## OBJECTIVE:
Pull out every line with the word "hand".
.....
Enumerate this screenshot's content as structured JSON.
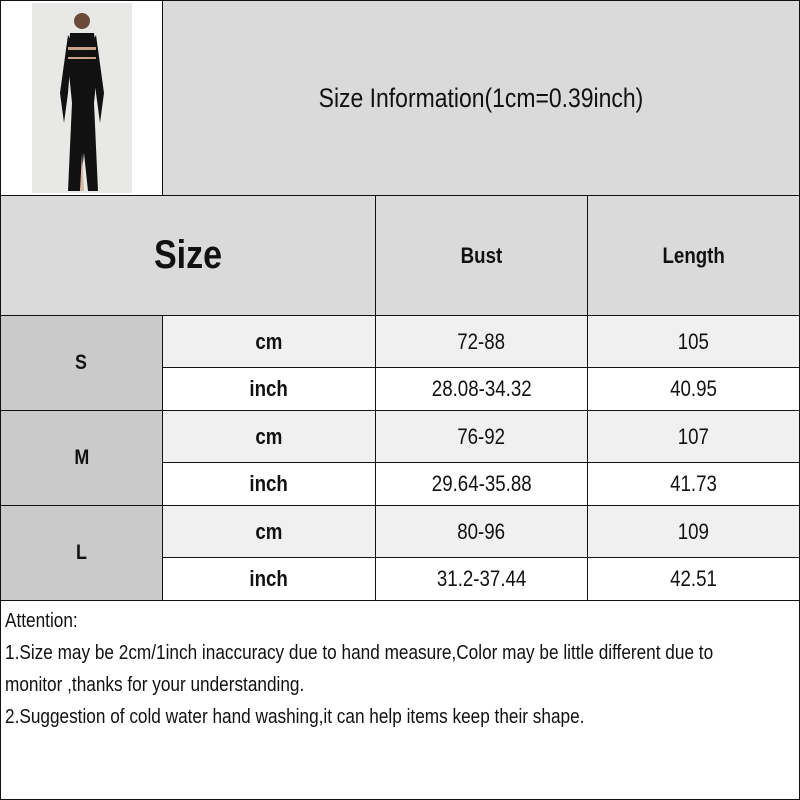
{
  "title": "Size Information(1cm=0.39inch)",
  "header": {
    "size": "Size",
    "bust": "Bust",
    "length": "Length"
  },
  "rows": [
    {
      "size": "S",
      "cm": {
        "unit": "cm",
        "bust": "72-88",
        "length": "105"
      },
      "inch": {
        "unit": "inch",
        "bust": "28.08-34.32",
        "length": "40.95"
      }
    },
    {
      "size": "M",
      "cm": {
        "unit": "cm",
        "bust": "76-92",
        "length": "107"
      },
      "inch": {
        "unit": "inch",
        "bust": "29.64-35.88",
        "length": "41.73"
      }
    },
    {
      "size": "L",
      "cm": {
        "unit": "cm",
        "bust": "80-96",
        "length": "109"
      },
      "inch": {
        "unit": "inch",
        "bust": "31.2-37.44",
        "length": "42.51"
      }
    }
  ],
  "attention": {
    "heading": "Attention:",
    "line1a": "1.Size may be 2cm/1inch inaccuracy due to hand measure,Color may be little different due to",
    "line1b": "monitor ,thanks for your understanding.",
    "line2": "2.Suggestion of cold water hand washing,it can help items keep their shape."
  },
  "colors": {
    "header_bg": "#dadada",
    "size_bg": "#cbcaca",
    "cm_row_bg": "#f0f0f0",
    "inch_row_bg": "#ffffff"
  }
}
.....
## ANSWER FOR THIS EXERCISE:
    "line1a": "1.Size may be 2cm/1inch inaccuracy due to hand measure,Color may be little different due to",
    "line2": "2.Suggestion of cold water hand washing,it can help items keep their shape."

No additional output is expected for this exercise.